— START OF PASSAGE SHOWN —
So only I was kind of different.

Speaker 1:

There's less than one person of India that's Christian, rather yeah. So when I came here, like when I went for that mindfulness course actually before that I remember my parents were staying with me and they had this book, the Out of Happiness, by the Dalai Lama, and one night I was going to bed they were, you know, staying with me and the book was there and I was like let me look at this book. You know, there's a happy, bald man on the cover. Let's check out what he has to say. And I read that book and I was like he's like the point of life is to be happy, and that just cut through all the other stuff that I learned growing up.

Speaker 1:

So I was 23 when I came from India. I was born in India, came to the US when I was 23. And then I, you know, I was working, doing my stuff, and then I encountered this book and it just really cut through and it just really landed in my heart and this way like wow, this makes sense. You know all the Christianity that I experienced and grew up with I'm not saying it's always like that For me it was a fear-based practice and it was about threat and like if I pray I can keep the bad things away, which is important. I mean, you know, if you live in a world that is threatening, then that's good. It makes you feel safe. So, but I like this other way of looking at it. It's really about happiness. I was like, yeah, tell me more.

Speaker 2:

So I've actually been a fan of the Dalai Lama for a long time Myself, and did study Tibetan Buddhism from almost from an intellectual standpoint, which his school thought can be rather intellectual, but, as you indicated, at the same time it's a very simple message of happiness which resonates with me and obviously with you and others. So, but anyway, in terms of India, I find it interesting and that I do notice that sometimes well, a is that people don't sometimes recognize that in India there are so many different religions and so many different even within Hinduism and the Vedic traditions, and I don't tend to be an expert, but it seems to me that there are so many different sects and there's different flavors and different, there's all kinds of gurus of many different stripes, and so it is such a diverse cacophony of spiritual practice which I always found fascinating. And I think some Westerners are attracted to India because they're looking for an alternative to some of the Western models of religion, I guess, and they look at India from a different perspective. And I do find that from India I see people who come from India. Sometimes it's almost like the inverses they see the United States and its culture as a path, as a more free country as a I don't know. There's various qualities that they do find with the United States and sometimes the people in the United States don't really see as clearly as people who come from outside the United States see, and I would venture to say that people going to India see India in a different way, which is I just think it's an interesting thing about human nature and hopefully we have somebody doing a lawn work, hopefully.
— END OF PASSAGE SHOWN —
— START OF MATERIAL —
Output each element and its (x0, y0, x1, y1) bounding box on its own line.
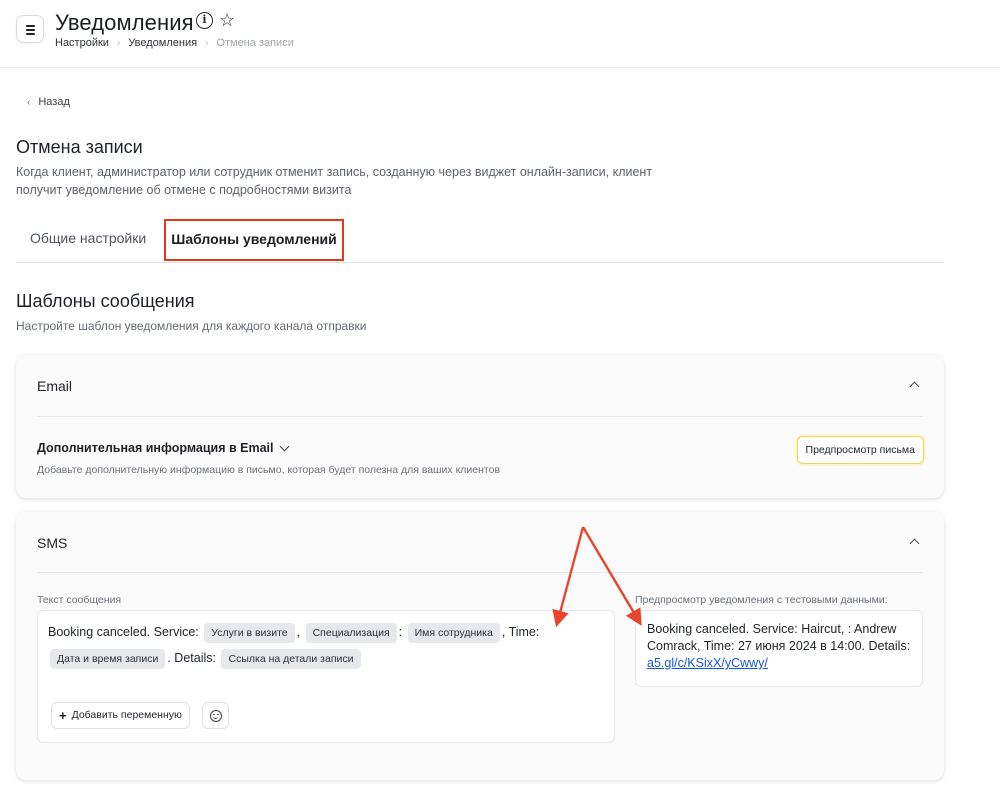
message-editor[interactable]: Booking canceled. Service: Услуги в визи… (37, 610, 615, 743)
tab-general-settings[interactable]: Общие настройки (30, 218, 146, 263)
email-preview-button[interactable]: Предпросмотр письма (796, 436, 924, 464)
variable-chip[interactable]: Имя сотрудника (407, 622, 500, 643)
message-text-segment: , Time: (501, 625, 540, 639)
email-extra-info-toggle[interactable]: Дополнительная информация в Email (37, 441, 289, 455)
email-extra-info-title: Дополнительная информация в Email (37, 441, 274, 455)
message-text-segment: , (296, 625, 301, 639)
sms-card: SMS Текст сообщения Booking canceled. Se… (16, 512, 944, 780)
email-card: Email Дополнительная информация в Email … (16, 355, 944, 498)
tab-notification-templates[interactable]: Шаблоны уведомлений (164, 219, 344, 261)
email-card-title: Email (37, 378, 73, 394)
section-title: Отмена записи (16, 137, 143, 157)
back-label: Назад (38, 96, 70, 108)
plus-icon: + (59, 707, 67, 723)
preview-label: Предпросмотр уведомления с тестовыми дан… (635, 594, 888, 606)
sms-preview-link[interactable]: a5.gl/c/KSixX/yCwwy/ (647, 656, 768, 670)
sms-card-title: SMS (37, 535, 68, 551)
message-label: Текст сообщения (37, 594, 122, 606)
section-description: Когда клиент, администратор или сотрудни… (16, 165, 653, 197)
templates-title: Шаблоны сообщения (16, 291, 195, 311)
chevron-left-icon: ‹ (27, 96, 31, 108)
breadcrumb-separator-icon: › (116, 37, 121, 49)
tabs: Общие настройки Шаблоны уведомлений (16, 218, 944, 263)
page-title: Уведомления (55, 10, 194, 35)
sms-preview-body: Booking canceled. Service: Haircut, : An… (647, 622, 911, 653)
sms-preview-text: Booking canceled. Service: Haircut, : An… (647, 621, 915, 672)
chevron-up-icon[interactable] (908, 536, 920, 548)
breadcrumb-separator-icon: › (205, 37, 209, 49)
variable-chip[interactable]: Услуги в визите (204, 622, 295, 643)
variable-chip[interactable]: Специализация (305, 622, 397, 643)
emoji-button[interactable] (202, 702, 229, 729)
divider (37, 416, 923, 417)
message-text[interactable]: Booking canceled. Service: Услуги в визи… (48, 619, 578, 671)
breadcrumb-item-notifications[interactable]: Уведомления (128, 37, 197, 49)
smile-icon (210, 710, 222, 722)
info-icon[interactable]: i (196, 12, 213, 29)
add-variable-button[interactable]: + Добавить переменную (51, 702, 190, 729)
message-text-segment: . Details: (167, 651, 216, 665)
star-icon[interactable]: ☆ (219, 11, 235, 29)
menu-icon[interactable] (16, 15, 44, 43)
templates-description: Настройте шаблон уведомления для каждого… (16, 319, 367, 333)
variable-chip[interactable]: Ссылка на детали записи (221, 648, 361, 669)
divider (37, 572, 923, 573)
breadcrumb-item-settings[interactable]: Настройки (55, 37, 109, 49)
sms-preview: Booking canceled. Service: Haircut, : An… (635, 610, 923, 687)
variable-chip[interactable]: Дата и время записи (50, 648, 166, 669)
breadcrumb-item-current: Отмена записи (216, 37, 294, 49)
add-variable-label: Добавить переменную (71, 709, 182, 721)
chevron-down-icon (279, 441, 289, 451)
back-link[interactable]: ‹ Назад (27, 96, 70, 108)
top-bar: Уведомления i ☆ Настройки › Уведомления … (0, 0, 1000, 68)
message-text-segment: Booking canceled. Service: (48, 625, 199, 639)
email-extra-info-description: Добавьте дополнительную информацию в пис… (37, 464, 501, 476)
message-text-segment: : (398, 625, 403, 639)
breadcrumb: Настройки › Уведомления › Отмена записи (55, 37, 294, 49)
chevron-up-icon[interactable] (908, 379, 920, 391)
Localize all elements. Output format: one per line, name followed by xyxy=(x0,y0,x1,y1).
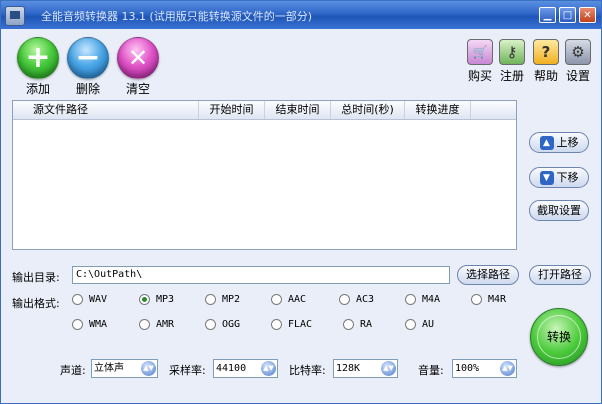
— END OF MATERIAL —
**PROBLEMS**
a) According to the transcript, how old was Speaker 1 on coming to the US from India?
b) From the transcript, extract the part that begins at the words "There's less than" and stops after "learned growing up.".

**PER-TASK OUTPUTS**
a) Speaker 1 was 23.

b)
There's less than one person of India that's Christian, rather yeah. So when I came here, like when I went for that mindfulness course actually before that I remember my parents were staying with me and they had this book, the Out of Happiness, by the Dalai Lama, and one night I was going to bed they were, you know, staying with me and the book was there and I was like let me look at this book. You know, there's a happy, bald man on the cover. Let's check out what he has to say. And I read that book and I was like he's like the point of life is to be happy, and that just cut through all the other stuff that I learned growing up.